> WORK TO DO:
Can you transcribe the data exactly? Leave the pictures out.

Chart and figure data:
— START —

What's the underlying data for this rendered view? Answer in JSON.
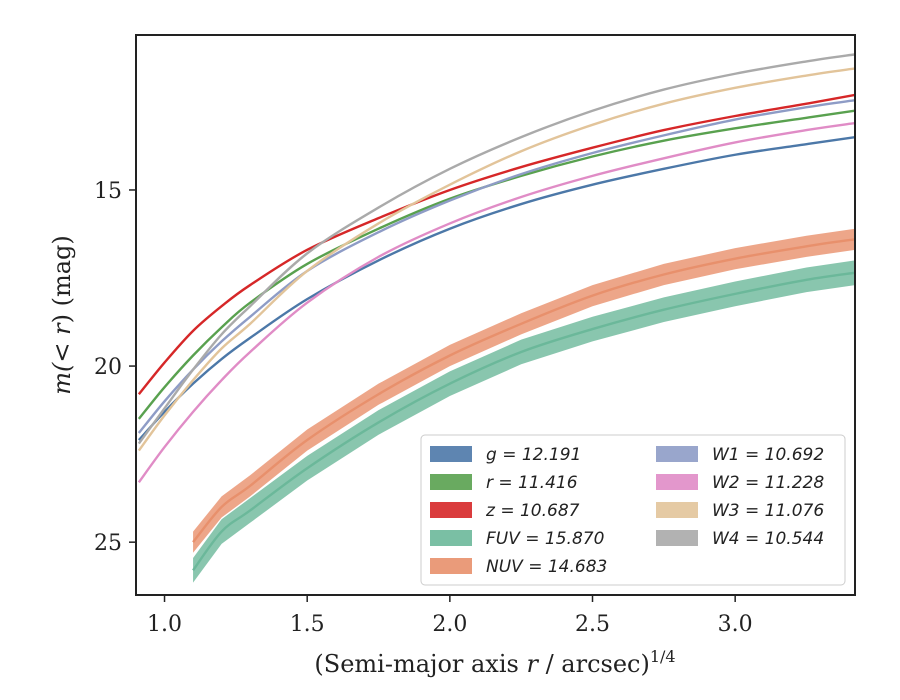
{
  "chart_data": {
    "type": "line",
    "xlabel_main": "(Semi-major axis ",
    "xlabel_var": "r",
    "xlabel_unit": " / arcsec)",
    "xlabel_exp": "1/4",
    "ylabel_prefix": "m(",
    "ylabel_var": "< r",
    "ylabel_suffix": ") (mag)",
    "xlim": [
      0.9,
      3.42
    ],
    "ylim": [
      26.5,
      10.6
    ],
    "y_inverted": true,
    "grid": false,
    "legend_position": "lower-right",
    "xticks": [
      1.0,
      1.5,
      2.0,
      2.5,
      3.0
    ],
    "xtick_labels": [
      "1.0",
      "1.5",
      "2.0",
      "2.5",
      "3.0"
    ],
    "yticks": [
      15,
      20,
      25
    ],
    "ytick_labels": [
      "15",
      "20",
      "25"
    ],
    "x_samples": [
      0.91,
      1.0,
      1.1,
      1.2,
      1.3,
      1.5,
      1.75,
      2.0,
      2.25,
      2.5,
      2.75,
      3.0,
      3.25,
      3.42
    ],
    "series": [
      {
        "name": "g = 12.191",
        "color": "#4c78a8",
        "x": [
          0.91,
          1.0,
          1.1,
          1.2,
          1.3,
          1.5,
          1.75,
          2.0,
          2.25,
          2.5,
          2.75,
          3.0,
          3.25,
          3.42
        ],
        "y": [
          22.1,
          21.3,
          20.5,
          19.8,
          19.2,
          18.1,
          17.0,
          16.1,
          15.4,
          14.85,
          14.4,
          14.0,
          13.7,
          13.5
        ]
      },
      {
        "name": "r = 11.416",
        "color": "#59a14f",
        "x": [
          0.91,
          1.0,
          1.1,
          1.2,
          1.3,
          1.5,
          1.75,
          2.0,
          2.25,
          2.5,
          2.75,
          3.0,
          3.25,
          3.42
        ],
        "y": [
          21.5,
          20.6,
          19.7,
          18.9,
          18.2,
          17.1,
          16.1,
          15.25,
          14.6,
          14.05,
          13.6,
          13.25,
          12.95,
          12.75
        ]
      },
      {
        "name": "z = 10.687",
        "color": "#d62728",
        "x": [
          0.91,
          1.0,
          1.1,
          1.2,
          1.3,
          1.5,
          1.75,
          2.0,
          2.25,
          2.5,
          2.75,
          3.0,
          3.25,
          3.42
        ],
        "y": [
          20.8,
          19.9,
          19.0,
          18.3,
          17.7,
          16.7,
          15.8,
          15.0,
          14.35,
          13.8,
          13.3,
          12.9,
          12.55,
          12.3
        ]
      },
      {
        "name": "FUV = 15.870",
        "color": "#6bb89a",
        "band_width": 0.35,
        "x": [
          1.1,
          1.2,
          1.3,
          1.5,
          1.75,
          2.0,
          2.25,
          2.5,
          2.75,
          3.0,
          3.25,
          3.42
        ],
        "y": [
          25.8,
          24.7,
          24.1,
          22.9,
          21.6,
          20.5,
          19.6,
          18.95,
          18.4,
          17.95,
          17.55,
          17.35
        ]
      },
      {
        "name": "NUV = 14.683",
        "color": "#e8906c",
        "band_width": 0.3,
        "x": [
          1.1,
          1.2,
          1.3,
          1.5,
          1.75,
          2.0,
          2.25,
          2.5,
          2.75,
          3.0,
          3.25,
          3.42
        ],
        "y": [
          25.0,
          24.0,
          23.4,
          22.1,
          20.8,
          19.7,
          18.8,
          18.0,
          17.4,
          16.95,
          16.6,
          16.4
        ]
      },
      {
        "name": "W1 = 10.692",
        "color": "#8e9cc6",
        "x": [
          0.91,
          1.0,
          1.1,
          1.2,
          1.3,
          1.5,
          1.75,
          2.0,
          2.25,
          2.5,
          2.75,
          3.0,
          3.25,
          3.42
        ],
        "y": [
          21.9,
          21.0,
          20.1,
          19.3,
          18.6,
          17.3,
          16.2,
          15.3,
          14.55,
          13.95,
          13.45,
          13.0,
          12.65,
          12.45
        ]
      },
      {
        "name": "W2 = 11.228",
        "color": "#e08cc6",
        "x": [
          0.91,
          1.0,
          1.1,
          1.2,
          1.3,
          1.5,
          1.75,
          2.0,
          2.25,
          2.5,
          2.75,
          3.0,
          3.25,
          3.42
        ],
        "y": [
          23.3,
          22.3,
          21.3,
          20.4,
          19.6,
          18.2,
          16.9,
          15.95,
          15.2,
          14.6,
          14.1,
          13.65,
          13.3,
          13.1
        ]
      },
      {
        "name": "W3 = 11.076",
        "color": "#e2c49a",
        "x": [
          0.91,
          1.0,
          1.1,
          1.2,
          1.3,
          1.5,
          1.75,
          2.0,
          2.25,
          2.5,
          2.75,
          3.0,
          3.25,
          3.42
        ],
        "y": [
          22.4,
          21.4,
          20.4,
          19.5,
          18.8,
          17.3,
          15.95,
          14.85,
          13.9,
          13.15,
          12.55,
          12.1,
          11.75,
          11.55
        ]
      },
      {
        "name": "W4 = 10.544",
        "color": "#aaaaaa",
        "x": [
          0.91,
          1.0,
          1.1,
          1.2,
          1.3,
          1.5,
          1.75,
          2.0,
          2.25,
          2.5,
          2.75,
          3.0,
          3.25,
          3.42
        ],
        "y": [
          22.2,
          21.2,
          20.1,
          19.1,
          18.3,
          16.8,
          15.5,
          14.4,
          13.5,
          12.75,
          12.15,
          11.7,
          11.35,
          11.15
        ]
      }
    ],
    "legend_columns": [
      [
        "g = 12.191",
        "r = 11.416",
        "z = 10.687",
        "FUV = 15.870",
        "NUV = 14.683"
      ],
      [
        "W1 = 10.692",
        "W2 = 11.228",
        "W3 = 11.076",
        "W4 = 10.544"
      ]
    ]
  }
}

— END —

> SOLUTION TO THE EXERCISE:
What's the underlying data for this rendered view? Answer in JSON.
{
  "chart_data": {
    "type": "line",
    "xlabel_main": "(Semi-major axis ",
    "xlabel_var": "r",
    "xlabel_unit": " / arcsec)",
    "xlabel_exp": "1/4",
    "ylabel_prefix": "m(",
    "ylabel_var": "< r",
    "ylabel_suffix": ") (mag)",
    "xlim": [
      0.9,
      3.42
    ],
    "ylim": [
      26.5,
      10.6
    ],
    "y_inverted": true,
    "grid": false,
    "legend_position": "lower-right",
    "xticks": [
      1.0,
      1.5,
      2.0,
      2.5,
      3.0
    ],
    "xtick_labels": [
      "1.0",
      "1.5",
      "2.0",
      "2.5",
      "3.0"
    ],
    "yticks": [
      15,
      20,
      25
    ],
    "ytick_labels": [
      "15",
      "20",
      "25"
    ],
    "x_samples": [
      0.91,
      1.0,
      1.1,
      1.2,
      1.3,
      1.5,
      1.75,
      2.0,
      2.25,
      2.5,
      2.75,
      3.0,
      3.25,
      3.42
    ],
    "series": [
      {
        "name": "g = 12.191",
        "color": "#4c78a8",
        "x": [
          0.91,
          1.0,
          1.1,
          1.2,
          1.3,
          1.5,
          1.75,
          2.0,
          2.25,
          2.5,
          2.75,
          3.0,
          3.25,
          3.42
        ],
        "y": [
          22.1,
          21.3,
          20.5,
          19.8,
          19.2,
          18.1,
          17.0,
          16.1,
          15.4,
          14.85,
          14.4,
          14.0,
          13.7,
          13.5
        ]
      },
      {
        "name": "r = 11.416",
        "color": "#59a14f",
        "x": [
          0.91,
          1.0,
          1.1,
          1.2,
          1.3,
          1.5,
          1.75,
          2.0,
          2.25,
          2.5,
          2.75,
          3.0,
          3.25,
          3.42
        ],
        "y": [
          21.5,
          20.6,
          19.7,
          18.9,
          18.2,
          17.1,
          16.1,
          15.25,
          14.6,
          14.05,
          13.6,
          13.25,
          12.95,
          12.75
        ]
      },
      {
        "name": "z = 10.687",
        "color": "#d62728",
        "x": [
          0.91,
          1.0,
          1.1,
          1.2,
          1.3,
          1.5,
          1.75,
          2.0,
          2.25,
          2.5,
          2.75,
          3.0,
          3.25,
          3.42
        ],
        "y": [
          20.8,
          19.9,
          19.0,
          18.3,
          17.7,
          16.7,
          15.8,
          15.0,
          14.35,
          13.8,
          13.3,
          12.9,
          12.55,
          12.3
        ]
      },
      {
        "name": "FUV = 15.870",
        "color": "#6bb89a",
        "band_width": 0.35,
        "x": [
          1.1,
          1.2,
          1.3,
          1.5,
          1.75,
          2.0,
          2.25,
          2.5,
          2.75,
          3.0,
          3.25,
          3.42
        ],
        "y": [
          25.8,
          24.7,
          24.1,
          22.9,
          21.6,
          20.5,
          19.6,
          18.95,
          18.4,
          17.95,
          17.55,
          17.35
        ]
      },
      {
        "name": "NUV = 14.683",
        "color": "#e8906c",
        "band_width": 0.3,
        "x": [
          1.1,
          1.2,
          1.3,
          1.5,
          1.75,
          2.0,
          2.25,
          2.5,
          2.75,
          3.0,
          3.25,
          3.42
        ],
        "y": [
          25.0,
          24.0,
          23.4,
          22.1,
          20.8,
          19.7,
          18.8,
          18.0,
          17.4,
          16.95,
          16.6,
          16.4
        ]
      },
      {
        "name": "W1 = 10.692",
        "color": "#8e9cc6",
        "x": [
          0.91,
          1.0,
          1.1,
          1.2,
          1.3,
          1.5,
          1.75,
          2.0,
          2.25,
          2.5,
          2.75,
          3.0,
          3.25,
          3.42
        ],
        "y": [
          21.9,
          21.0,
          20.1,
          19.3,
          18.6,
          17.3,
          16.2,
          15.3,
          14.55,
          13.95,
          13.45,
          13.0,
          12.65,
          12.45
        ]
      },
      {
        "name": "W2 = 11.228",
        "color": "#e08cc6",
        "x": [
          0.91,
          1.0,
          1.1,
          1.2,
          1.3,
          1.5,
          1.75,
          2.0,
          2.25,
          2.5,
          2.75,
          3.0,
          3.25,
          3.42
        ],
        "y": [
          23.3,
          22.3,
          21.3,
          20.4,
          19.6,
          18.2,
          16.9,
          15.95,
          15.2,
          14.6,
          14.1,
          13.65,
          13.3,
          13.1
        ]
      },
      {
        "name": "W3 = 11.076",
        "color": "#e2c49a",
        "x": [
          0.91,
          1.0,
          1.1,
          1.2,
          1.3,
          1.5,
          1.75,
          2.0,
          2.25,
          2.5,
          2.75,
          3.0,
          3.25,
          3.42
        ],
        "y": [
          22.4,
          21.4,
          20.4,
          19.5,
          18.8,
          17.3,
          15.95,
          14.85,
          13.9,
          13.15,
          12.55,
          12.1,
          11.75,
          11.55
        ]
      },
      {
        "name": "W4 = 10.544",
        "color": "#aaaaaa",
        "x": [
          0.91,
          1.0,
          1.1,
          1.2,
          1.3,
          1.5,
          1.75,
          2.0,
          2.25,
          2.5,
          2.75,
          3.0,
          3.25,
          3.42
        ],
        "y": [
          22.2,
          21.2,
          20.1,
          19.1,
          18.3,
          16.8,
          15.5,
          14.4,
          13.5,
          12.75,
          12.15,
          11.7,
          11.35,
          11.15
        ]
      }
    ],
    "legend_columns": [
      [
        "g = 12.191",
        "r = 11.416",
        "z = 10.687",
        "FUV = 15.870",
        "NUV = 14.683"
      ],
      [
        "W1 = 10.692",
        "W2 = 11.228",
        "W3 = 11.076",
        "W4 = 10.544"
      ]
    ]
  }
}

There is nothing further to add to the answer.